***** Information given *****
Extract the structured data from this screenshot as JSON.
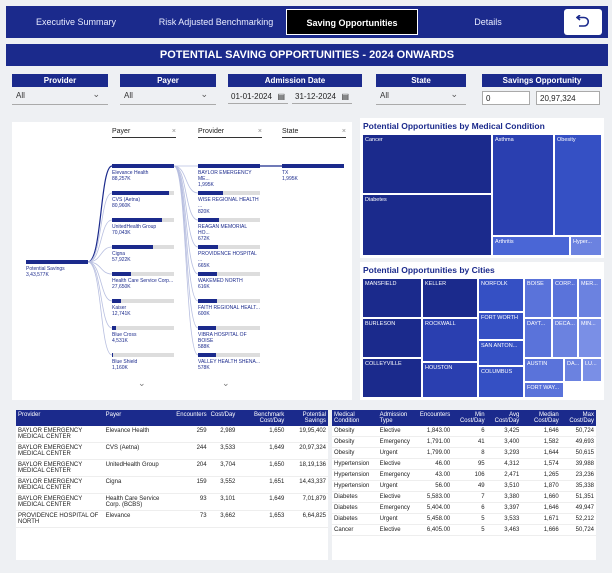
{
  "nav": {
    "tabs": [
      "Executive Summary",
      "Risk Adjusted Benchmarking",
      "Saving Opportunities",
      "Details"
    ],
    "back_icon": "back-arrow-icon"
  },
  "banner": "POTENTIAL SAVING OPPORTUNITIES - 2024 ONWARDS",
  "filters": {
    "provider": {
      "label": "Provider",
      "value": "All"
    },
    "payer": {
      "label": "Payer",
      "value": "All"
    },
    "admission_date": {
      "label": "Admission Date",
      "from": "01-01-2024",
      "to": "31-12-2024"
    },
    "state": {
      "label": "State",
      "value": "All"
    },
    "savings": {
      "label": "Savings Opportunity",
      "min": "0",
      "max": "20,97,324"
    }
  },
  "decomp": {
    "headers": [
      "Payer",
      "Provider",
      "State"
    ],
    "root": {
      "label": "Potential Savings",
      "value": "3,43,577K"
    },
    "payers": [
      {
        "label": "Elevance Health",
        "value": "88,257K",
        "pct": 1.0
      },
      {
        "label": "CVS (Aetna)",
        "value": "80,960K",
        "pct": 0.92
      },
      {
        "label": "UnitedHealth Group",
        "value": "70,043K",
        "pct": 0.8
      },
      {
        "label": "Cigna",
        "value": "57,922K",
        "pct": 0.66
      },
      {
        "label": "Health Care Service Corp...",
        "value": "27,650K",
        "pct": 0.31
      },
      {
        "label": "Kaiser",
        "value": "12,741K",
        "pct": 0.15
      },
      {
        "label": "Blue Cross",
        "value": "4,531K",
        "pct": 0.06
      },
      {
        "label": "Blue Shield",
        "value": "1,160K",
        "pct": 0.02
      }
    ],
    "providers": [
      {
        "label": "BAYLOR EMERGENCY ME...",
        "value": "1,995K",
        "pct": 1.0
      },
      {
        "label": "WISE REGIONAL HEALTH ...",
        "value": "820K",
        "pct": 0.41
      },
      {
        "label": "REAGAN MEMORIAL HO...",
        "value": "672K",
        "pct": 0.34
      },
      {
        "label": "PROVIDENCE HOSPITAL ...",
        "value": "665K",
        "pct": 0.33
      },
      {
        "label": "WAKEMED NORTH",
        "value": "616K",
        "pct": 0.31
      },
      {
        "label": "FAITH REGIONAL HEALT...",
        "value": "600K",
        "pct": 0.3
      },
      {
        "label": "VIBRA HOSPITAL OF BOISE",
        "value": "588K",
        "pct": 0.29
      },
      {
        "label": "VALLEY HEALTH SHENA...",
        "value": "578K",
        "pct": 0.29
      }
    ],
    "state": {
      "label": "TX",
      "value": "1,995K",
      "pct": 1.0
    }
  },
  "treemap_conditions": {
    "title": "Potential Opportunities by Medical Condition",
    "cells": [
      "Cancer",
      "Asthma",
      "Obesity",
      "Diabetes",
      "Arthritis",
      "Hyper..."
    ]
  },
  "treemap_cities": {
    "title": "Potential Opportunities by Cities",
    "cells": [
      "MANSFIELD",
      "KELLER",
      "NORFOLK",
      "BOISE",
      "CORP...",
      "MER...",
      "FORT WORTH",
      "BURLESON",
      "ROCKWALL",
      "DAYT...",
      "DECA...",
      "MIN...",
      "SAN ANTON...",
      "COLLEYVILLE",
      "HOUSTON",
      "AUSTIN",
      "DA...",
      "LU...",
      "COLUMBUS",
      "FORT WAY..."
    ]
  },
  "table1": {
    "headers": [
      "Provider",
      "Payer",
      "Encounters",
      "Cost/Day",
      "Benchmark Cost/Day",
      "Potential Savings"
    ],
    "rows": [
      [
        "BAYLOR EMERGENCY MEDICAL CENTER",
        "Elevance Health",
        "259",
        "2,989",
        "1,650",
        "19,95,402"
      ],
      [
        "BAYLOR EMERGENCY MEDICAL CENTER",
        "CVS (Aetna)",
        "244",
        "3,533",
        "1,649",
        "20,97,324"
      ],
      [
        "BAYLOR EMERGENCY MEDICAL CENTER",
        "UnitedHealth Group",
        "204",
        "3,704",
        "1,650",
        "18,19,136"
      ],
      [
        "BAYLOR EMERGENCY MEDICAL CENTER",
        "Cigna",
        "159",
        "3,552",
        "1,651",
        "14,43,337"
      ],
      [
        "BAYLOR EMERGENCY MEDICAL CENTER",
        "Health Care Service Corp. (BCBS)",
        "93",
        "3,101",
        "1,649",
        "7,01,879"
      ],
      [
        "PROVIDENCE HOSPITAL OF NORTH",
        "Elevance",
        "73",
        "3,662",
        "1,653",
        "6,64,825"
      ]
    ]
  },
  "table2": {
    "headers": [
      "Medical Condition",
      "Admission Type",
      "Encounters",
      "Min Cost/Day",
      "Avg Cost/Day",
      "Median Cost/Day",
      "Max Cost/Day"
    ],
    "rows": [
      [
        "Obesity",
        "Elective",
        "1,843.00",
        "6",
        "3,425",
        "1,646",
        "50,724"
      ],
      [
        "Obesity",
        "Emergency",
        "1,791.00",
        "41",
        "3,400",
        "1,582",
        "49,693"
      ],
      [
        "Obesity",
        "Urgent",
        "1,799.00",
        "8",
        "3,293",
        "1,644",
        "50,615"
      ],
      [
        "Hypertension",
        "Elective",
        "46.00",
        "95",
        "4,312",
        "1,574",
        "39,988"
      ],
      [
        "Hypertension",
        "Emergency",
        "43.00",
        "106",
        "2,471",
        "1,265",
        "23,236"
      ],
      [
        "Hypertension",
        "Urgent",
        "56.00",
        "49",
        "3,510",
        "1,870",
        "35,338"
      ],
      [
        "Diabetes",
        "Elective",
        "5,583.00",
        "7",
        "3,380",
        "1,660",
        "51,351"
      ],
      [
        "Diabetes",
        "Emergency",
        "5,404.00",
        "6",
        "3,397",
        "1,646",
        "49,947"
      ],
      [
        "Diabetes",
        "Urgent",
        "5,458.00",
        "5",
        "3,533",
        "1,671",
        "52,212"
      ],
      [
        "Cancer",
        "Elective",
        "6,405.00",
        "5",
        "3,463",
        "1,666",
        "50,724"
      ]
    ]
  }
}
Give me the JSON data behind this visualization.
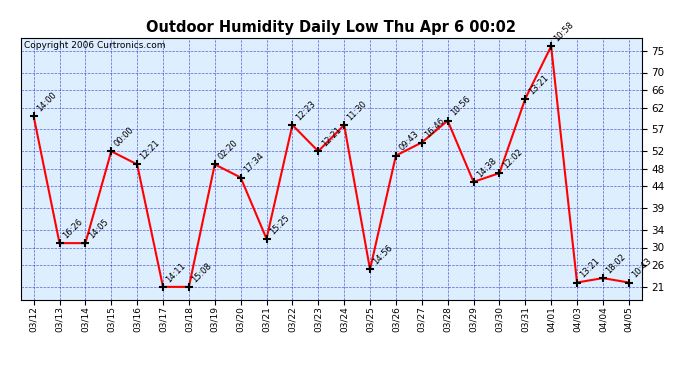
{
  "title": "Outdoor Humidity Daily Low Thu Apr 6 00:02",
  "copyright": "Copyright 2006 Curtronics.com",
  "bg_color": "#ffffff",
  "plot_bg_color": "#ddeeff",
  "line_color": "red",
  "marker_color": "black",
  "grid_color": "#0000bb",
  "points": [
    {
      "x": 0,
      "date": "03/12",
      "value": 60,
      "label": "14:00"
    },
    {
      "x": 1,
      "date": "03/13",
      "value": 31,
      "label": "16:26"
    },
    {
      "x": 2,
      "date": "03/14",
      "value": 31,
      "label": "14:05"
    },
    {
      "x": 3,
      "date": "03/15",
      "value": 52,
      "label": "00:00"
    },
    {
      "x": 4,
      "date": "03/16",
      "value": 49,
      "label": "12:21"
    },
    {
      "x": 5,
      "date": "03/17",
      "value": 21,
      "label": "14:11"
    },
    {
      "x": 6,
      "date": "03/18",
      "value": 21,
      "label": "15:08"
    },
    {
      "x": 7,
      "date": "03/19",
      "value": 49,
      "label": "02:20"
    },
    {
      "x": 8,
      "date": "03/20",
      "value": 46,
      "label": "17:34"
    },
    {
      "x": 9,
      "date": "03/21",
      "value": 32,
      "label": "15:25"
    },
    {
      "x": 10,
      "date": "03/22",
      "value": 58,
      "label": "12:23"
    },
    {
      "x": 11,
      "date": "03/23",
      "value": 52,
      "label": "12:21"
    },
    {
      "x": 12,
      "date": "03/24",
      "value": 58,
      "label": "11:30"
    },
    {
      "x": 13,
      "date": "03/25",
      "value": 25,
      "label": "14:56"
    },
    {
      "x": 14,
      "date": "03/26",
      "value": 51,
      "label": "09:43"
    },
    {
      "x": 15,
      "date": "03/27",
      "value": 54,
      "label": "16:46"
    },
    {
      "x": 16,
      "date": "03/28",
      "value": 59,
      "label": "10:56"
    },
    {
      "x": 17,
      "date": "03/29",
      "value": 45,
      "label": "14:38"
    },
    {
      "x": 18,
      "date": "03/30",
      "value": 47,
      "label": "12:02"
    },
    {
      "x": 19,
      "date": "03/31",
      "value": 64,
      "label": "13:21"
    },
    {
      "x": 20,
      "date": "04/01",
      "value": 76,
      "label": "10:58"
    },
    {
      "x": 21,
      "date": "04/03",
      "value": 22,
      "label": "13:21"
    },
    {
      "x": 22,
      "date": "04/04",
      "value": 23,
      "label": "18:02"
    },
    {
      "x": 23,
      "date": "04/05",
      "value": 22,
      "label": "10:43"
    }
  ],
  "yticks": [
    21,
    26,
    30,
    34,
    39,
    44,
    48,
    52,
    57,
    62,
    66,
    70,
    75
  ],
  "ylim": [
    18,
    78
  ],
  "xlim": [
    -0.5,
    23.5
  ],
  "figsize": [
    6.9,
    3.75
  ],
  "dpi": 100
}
*****
Exercise:
Find the lines that include the string "Group", then copy each of them.

Task output:
        "label": "UnitedHealth Group",
        "UnitedHealth Group",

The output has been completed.